■ Task instructions: In the records below, find each line with the word "when" and copy it.

::::

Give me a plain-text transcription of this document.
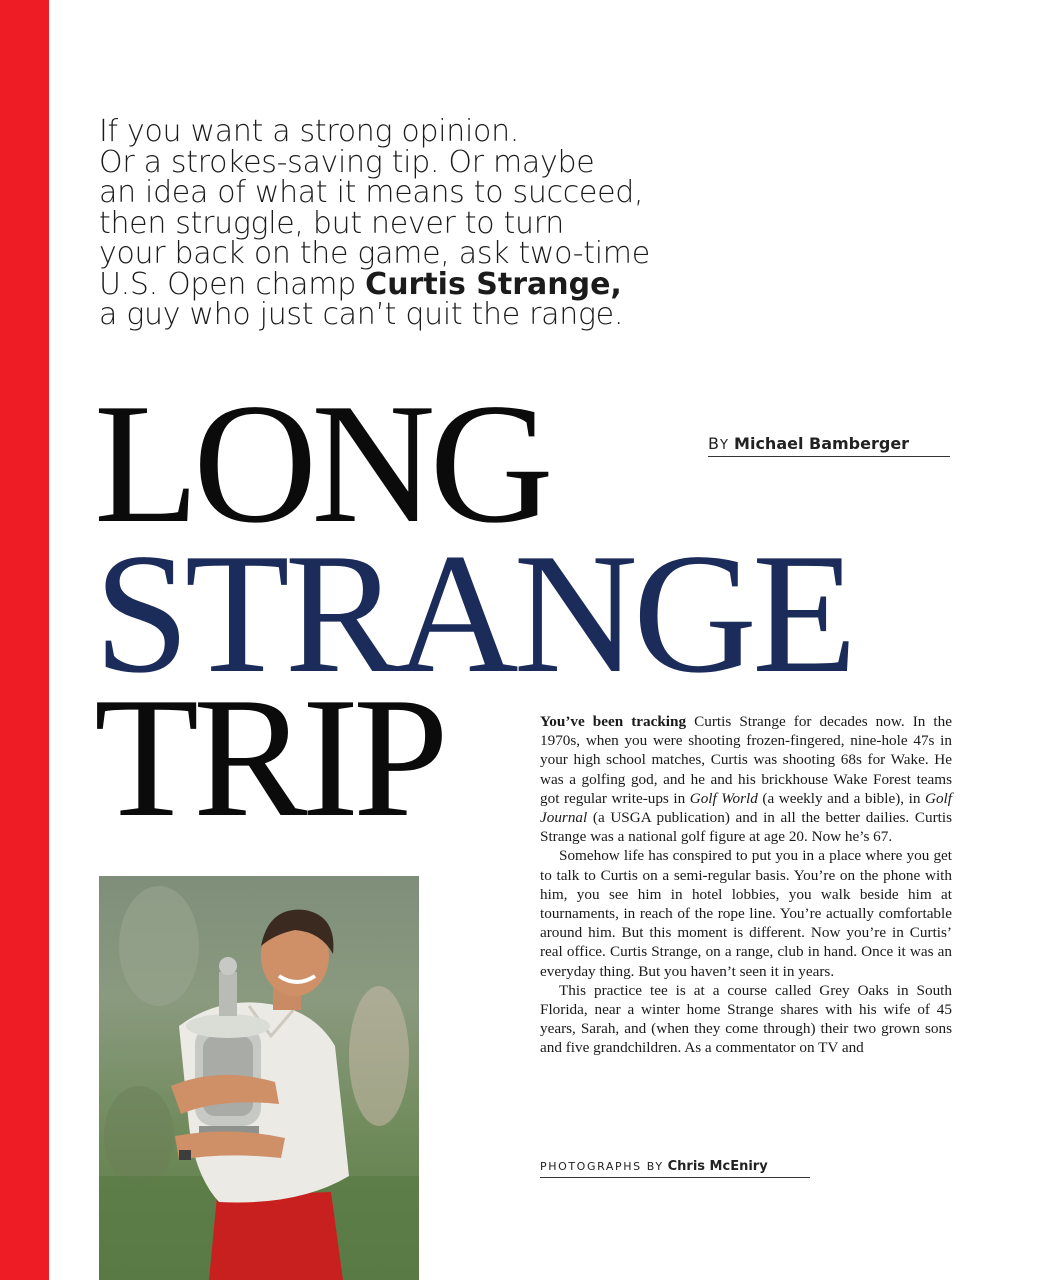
If you want a strong opinion.
Or a strokes-saving tip. Or maybe
an idea of what it means to succeed,
then struggle, but never to turn
your back on the game, ask two-time
U.S. Open champ Curtis Strange,
a guy who just can’t quit the range.
LONG
STRANGE
TRIP
BY Michael Bamberger

You’ve been tracking Curtis Strange for decades now. In the 1970s, when you were shooting frozen-fingered, nine-hole 47s in your high school matches, Curtis was shooting 68s for Wake. He was a golfing god, and he and his brickhouse Wake Forest teams got regular write-ups in Golf World (a weekly and a bible), in Golf Journal (a USGA publication) and in all the better dailies. Curtis Strange was a national golf figure at age 20. Now he’s 67.

Somehow life has conspired to put you in a place where you get to talk to Curtis on a semi-regular basis. You’re on the phone with him, you see him in hotel lobbies, you walk beside him at tournaments, in reach of the rope line. You’re actually comfortable around him. But this moment is different. Now you’re in Curtis’ real office. Curtis Strange, on a range, club in hand. Once it was an everyday thing. But you haven’t seen it in years.

This practice tee is at a course called Grey Oaks in South Florida, near a winter home Strange shares with his wife of 45 years, Sarah, and (when they come through) their two grown sons and five grandchildren. As a commentator on TV and

PHOTOGRAPHS BY Chris McEniry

::::

■ Solution:
You’ve been tracking Curtis Strange for decades now. In the 1970s, when you were shooting frozen-fingered, nine-hole 47s in your high school matches, Curtis was shooting 68s for Wake. He was a golfing god, and he and his brickhouse Wake Forest teams got regular write-ups in Golf World (a weekly and a bible), in Golf Journal (a USGA publication) and in all the better dailies. Curtis Strange was a national golf figure at age 20. Now he’s 67.
This practice tee is at a course called Grey Oaks in South Florida, near a winter home Strange shares with his wife of 45 years, Sarah, and (when they come through) their two grown sons and five grandchildren. As a commentator on TV and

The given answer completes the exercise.